[start of PROVIDED RECORDS]

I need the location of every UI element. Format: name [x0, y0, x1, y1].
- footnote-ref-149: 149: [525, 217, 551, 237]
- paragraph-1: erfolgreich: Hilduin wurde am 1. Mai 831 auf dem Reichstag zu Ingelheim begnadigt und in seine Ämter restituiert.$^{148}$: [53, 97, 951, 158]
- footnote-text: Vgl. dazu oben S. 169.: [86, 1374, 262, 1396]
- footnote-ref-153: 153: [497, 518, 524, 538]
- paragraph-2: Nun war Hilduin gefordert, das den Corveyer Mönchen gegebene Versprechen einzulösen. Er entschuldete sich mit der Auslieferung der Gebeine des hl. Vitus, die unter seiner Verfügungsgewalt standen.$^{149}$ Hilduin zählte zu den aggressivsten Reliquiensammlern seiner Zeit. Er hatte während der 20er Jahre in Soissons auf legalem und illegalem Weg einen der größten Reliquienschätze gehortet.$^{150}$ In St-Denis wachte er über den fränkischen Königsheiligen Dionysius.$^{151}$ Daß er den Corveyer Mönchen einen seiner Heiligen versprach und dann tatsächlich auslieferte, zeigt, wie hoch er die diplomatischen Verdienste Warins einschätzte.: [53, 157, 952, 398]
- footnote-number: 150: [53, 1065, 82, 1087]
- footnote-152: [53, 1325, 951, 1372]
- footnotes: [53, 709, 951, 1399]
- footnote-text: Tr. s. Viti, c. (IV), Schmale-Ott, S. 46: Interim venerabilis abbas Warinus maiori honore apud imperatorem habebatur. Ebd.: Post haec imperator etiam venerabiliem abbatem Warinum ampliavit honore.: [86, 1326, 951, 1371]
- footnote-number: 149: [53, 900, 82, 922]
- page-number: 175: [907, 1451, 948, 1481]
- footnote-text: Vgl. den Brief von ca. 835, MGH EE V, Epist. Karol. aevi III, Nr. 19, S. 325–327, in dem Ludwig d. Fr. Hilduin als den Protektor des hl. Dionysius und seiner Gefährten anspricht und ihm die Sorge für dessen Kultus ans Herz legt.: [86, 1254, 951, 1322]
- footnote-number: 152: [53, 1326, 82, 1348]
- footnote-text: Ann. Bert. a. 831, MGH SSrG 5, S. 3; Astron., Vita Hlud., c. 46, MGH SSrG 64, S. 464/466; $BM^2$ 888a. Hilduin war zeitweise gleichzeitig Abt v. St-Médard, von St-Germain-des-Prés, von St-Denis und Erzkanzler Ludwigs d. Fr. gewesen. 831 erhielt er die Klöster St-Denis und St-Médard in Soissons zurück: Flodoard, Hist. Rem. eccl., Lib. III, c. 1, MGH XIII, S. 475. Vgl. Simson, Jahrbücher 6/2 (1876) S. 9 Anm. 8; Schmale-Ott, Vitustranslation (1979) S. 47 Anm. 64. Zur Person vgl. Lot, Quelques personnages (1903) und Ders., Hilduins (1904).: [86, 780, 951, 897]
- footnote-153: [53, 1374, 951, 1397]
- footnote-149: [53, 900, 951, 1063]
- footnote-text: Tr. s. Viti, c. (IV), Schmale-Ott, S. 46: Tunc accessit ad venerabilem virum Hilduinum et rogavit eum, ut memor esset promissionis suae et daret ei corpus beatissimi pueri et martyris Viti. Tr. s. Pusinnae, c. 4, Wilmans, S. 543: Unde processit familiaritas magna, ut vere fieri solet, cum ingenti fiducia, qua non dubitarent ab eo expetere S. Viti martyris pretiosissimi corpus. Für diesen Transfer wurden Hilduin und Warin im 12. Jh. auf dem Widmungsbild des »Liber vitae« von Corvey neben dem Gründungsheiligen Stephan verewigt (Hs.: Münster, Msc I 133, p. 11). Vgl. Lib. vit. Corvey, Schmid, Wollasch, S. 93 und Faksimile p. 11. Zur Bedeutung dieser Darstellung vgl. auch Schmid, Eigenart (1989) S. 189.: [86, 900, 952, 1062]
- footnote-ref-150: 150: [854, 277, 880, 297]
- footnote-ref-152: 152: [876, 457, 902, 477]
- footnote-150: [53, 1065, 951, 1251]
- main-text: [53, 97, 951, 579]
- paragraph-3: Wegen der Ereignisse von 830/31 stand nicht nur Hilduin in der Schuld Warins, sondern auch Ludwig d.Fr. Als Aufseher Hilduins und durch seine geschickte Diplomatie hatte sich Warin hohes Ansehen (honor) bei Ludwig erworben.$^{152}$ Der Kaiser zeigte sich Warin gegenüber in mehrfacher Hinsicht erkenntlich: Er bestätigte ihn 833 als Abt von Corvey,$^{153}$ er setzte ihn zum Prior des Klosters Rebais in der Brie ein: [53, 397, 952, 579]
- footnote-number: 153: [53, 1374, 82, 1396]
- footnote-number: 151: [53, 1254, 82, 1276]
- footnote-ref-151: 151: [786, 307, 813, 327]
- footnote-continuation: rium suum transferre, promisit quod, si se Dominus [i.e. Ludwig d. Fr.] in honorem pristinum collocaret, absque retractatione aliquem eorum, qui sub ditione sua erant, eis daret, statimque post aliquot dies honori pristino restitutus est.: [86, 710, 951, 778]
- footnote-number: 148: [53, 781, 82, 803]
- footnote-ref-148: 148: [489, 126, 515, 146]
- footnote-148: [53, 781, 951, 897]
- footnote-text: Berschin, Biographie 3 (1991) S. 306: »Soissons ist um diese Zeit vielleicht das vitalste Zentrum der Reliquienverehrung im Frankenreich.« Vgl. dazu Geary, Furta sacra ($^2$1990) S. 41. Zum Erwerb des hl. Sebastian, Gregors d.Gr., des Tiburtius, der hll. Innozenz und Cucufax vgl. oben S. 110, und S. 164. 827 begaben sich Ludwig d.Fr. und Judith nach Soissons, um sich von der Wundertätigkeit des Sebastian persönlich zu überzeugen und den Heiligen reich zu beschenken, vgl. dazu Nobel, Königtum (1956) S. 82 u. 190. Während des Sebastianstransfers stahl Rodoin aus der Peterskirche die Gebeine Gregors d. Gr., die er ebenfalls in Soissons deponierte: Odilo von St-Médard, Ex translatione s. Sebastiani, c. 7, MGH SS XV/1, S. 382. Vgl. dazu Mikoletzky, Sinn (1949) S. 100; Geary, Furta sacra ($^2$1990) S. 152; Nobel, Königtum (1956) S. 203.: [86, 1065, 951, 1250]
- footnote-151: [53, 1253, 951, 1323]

[end of PROVIDED RECORDS]

### INSTRUCTIONS TO FOLLOW
Edit the listing starting at its first line and ending at the line containing "- footnote-ref-153: 153: [497, 518, 524, 538]", replacing "location" with "position" and leaving everything else unchanged.

### SOLUTION TO THE PROBLEM
I need the position of every UI element. Format: name [x0, y0, x1, y1].
- footnote-ref-149: 149: [525, 217, 551, 237]
- paragraph-1: erfolgreich: Hilduin wurde am 1. Mai 831 auf dem Reichstag zu Ingelheim begnadigt und in seine Ämter restituiert.$^{148}$: [53, 97, 951, 158]
- footnote-text: Vgl. dazu oben S. 169.: [86, 1374, 262, 1396]
- footnote-ref-153: 153: [497, 518, 524, 538]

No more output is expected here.